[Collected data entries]
>>>>
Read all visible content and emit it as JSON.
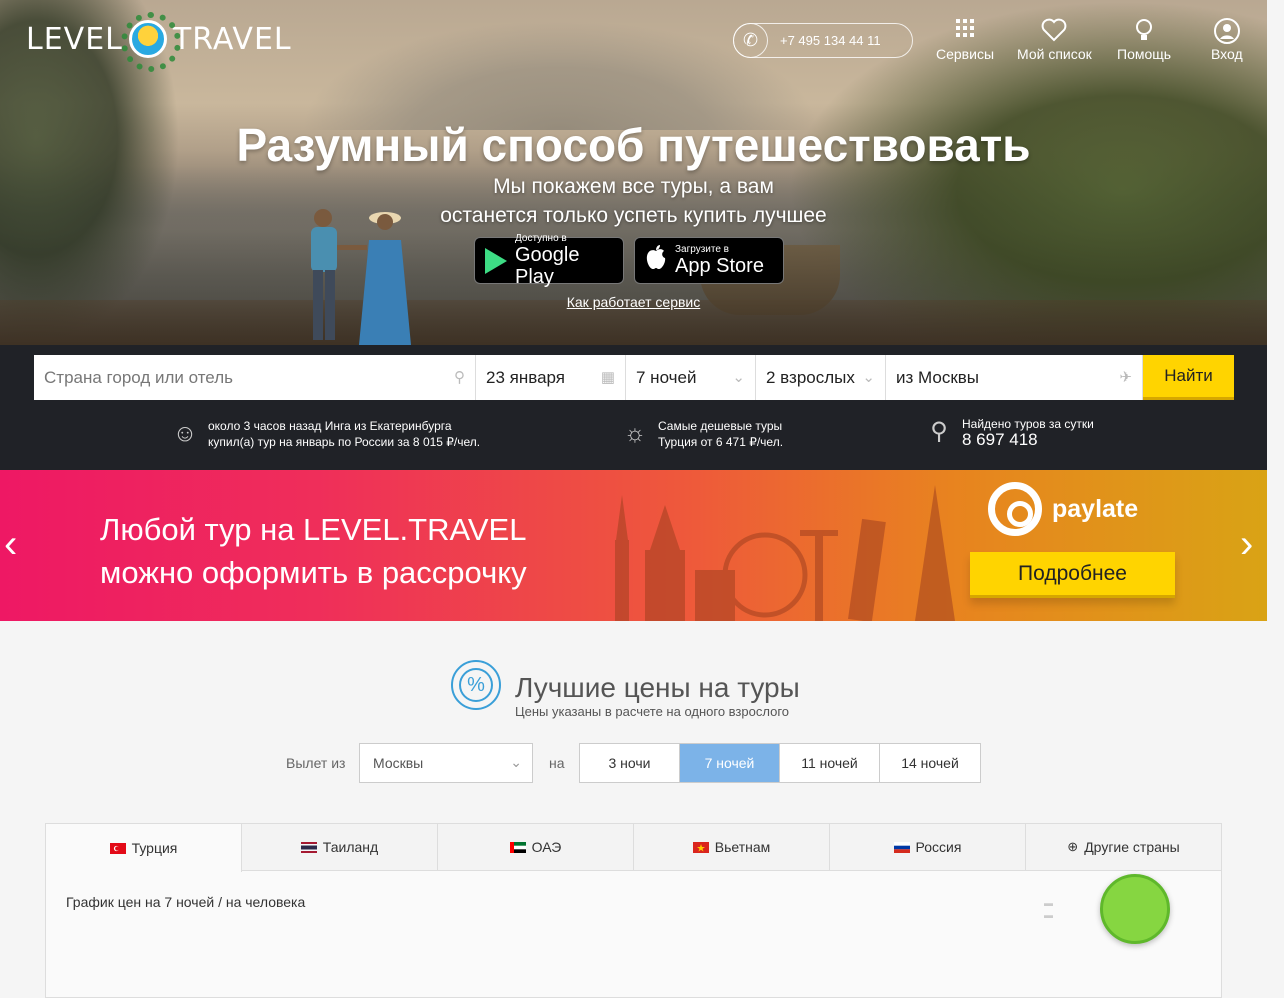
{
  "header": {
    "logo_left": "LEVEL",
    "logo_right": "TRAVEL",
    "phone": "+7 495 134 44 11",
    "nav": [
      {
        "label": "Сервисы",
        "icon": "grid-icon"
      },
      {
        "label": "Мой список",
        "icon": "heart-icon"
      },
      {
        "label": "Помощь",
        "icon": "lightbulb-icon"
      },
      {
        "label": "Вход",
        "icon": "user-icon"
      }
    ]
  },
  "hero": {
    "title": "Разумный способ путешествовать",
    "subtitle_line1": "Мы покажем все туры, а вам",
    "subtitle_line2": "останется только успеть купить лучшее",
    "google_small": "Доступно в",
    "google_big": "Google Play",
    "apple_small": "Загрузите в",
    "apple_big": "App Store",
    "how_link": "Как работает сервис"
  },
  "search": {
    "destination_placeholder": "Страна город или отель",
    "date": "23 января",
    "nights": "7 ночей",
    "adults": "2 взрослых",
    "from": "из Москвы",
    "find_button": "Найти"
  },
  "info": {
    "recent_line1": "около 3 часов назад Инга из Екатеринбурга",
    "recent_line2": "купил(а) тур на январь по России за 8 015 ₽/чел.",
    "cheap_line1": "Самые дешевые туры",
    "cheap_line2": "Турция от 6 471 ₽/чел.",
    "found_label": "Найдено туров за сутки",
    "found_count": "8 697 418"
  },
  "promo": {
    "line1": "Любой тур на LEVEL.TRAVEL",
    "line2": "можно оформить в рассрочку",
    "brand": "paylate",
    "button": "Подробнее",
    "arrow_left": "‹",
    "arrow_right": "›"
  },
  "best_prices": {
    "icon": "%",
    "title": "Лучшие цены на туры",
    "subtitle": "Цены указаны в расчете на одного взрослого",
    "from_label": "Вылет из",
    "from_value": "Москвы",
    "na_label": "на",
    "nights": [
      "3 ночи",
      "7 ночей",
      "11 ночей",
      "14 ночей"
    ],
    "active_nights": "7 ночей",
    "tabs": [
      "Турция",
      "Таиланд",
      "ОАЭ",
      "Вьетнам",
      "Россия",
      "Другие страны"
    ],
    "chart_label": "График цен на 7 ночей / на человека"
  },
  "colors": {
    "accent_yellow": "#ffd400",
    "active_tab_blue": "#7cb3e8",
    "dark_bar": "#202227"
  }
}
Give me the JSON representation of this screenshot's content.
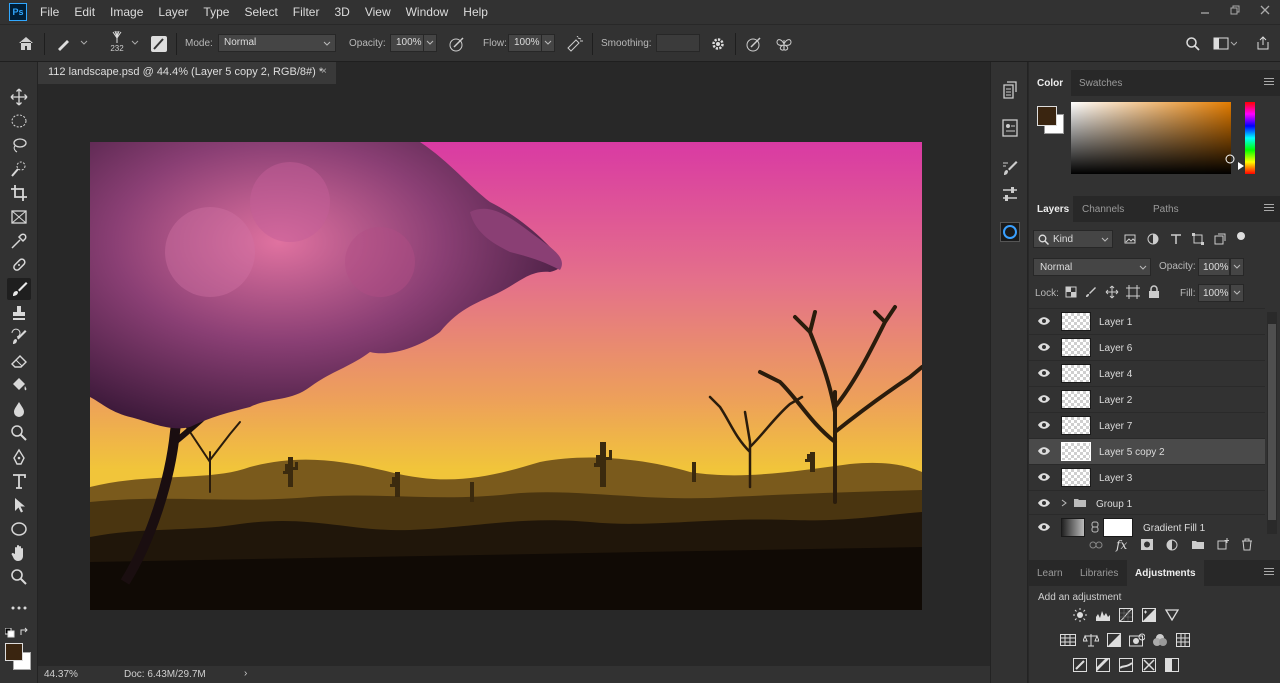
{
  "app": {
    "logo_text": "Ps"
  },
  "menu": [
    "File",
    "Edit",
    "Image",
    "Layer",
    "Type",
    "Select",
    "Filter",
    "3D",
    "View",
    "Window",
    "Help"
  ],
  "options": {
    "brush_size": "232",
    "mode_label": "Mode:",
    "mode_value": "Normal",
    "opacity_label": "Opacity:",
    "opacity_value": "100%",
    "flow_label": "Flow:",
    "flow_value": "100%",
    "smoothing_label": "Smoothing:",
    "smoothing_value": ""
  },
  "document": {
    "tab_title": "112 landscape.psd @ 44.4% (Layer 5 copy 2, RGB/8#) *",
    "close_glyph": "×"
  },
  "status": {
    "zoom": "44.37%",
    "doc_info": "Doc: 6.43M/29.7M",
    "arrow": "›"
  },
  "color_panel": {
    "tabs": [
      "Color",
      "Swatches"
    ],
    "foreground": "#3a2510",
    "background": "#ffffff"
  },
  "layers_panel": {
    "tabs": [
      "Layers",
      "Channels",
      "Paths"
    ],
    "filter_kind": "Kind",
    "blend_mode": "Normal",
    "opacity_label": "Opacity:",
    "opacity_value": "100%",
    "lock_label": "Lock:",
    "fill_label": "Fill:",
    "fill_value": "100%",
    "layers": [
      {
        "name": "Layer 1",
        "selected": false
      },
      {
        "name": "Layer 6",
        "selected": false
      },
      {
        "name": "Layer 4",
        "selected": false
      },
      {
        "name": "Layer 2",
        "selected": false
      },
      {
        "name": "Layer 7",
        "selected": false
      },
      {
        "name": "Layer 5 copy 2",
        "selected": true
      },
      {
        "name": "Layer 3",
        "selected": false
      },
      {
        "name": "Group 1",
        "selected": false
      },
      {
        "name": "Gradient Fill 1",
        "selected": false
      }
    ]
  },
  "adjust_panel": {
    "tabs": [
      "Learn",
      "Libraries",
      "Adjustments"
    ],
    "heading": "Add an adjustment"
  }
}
<<<<
All lines above containing the string "ночей" are to be collected.

    "nights": "7 ночей",
      "7 ночей",
      "11 ночей",
      "14 ночей"
    "active_nights": "7 ночей",
    "chart_label": "График цен на 7 ночей / на человека"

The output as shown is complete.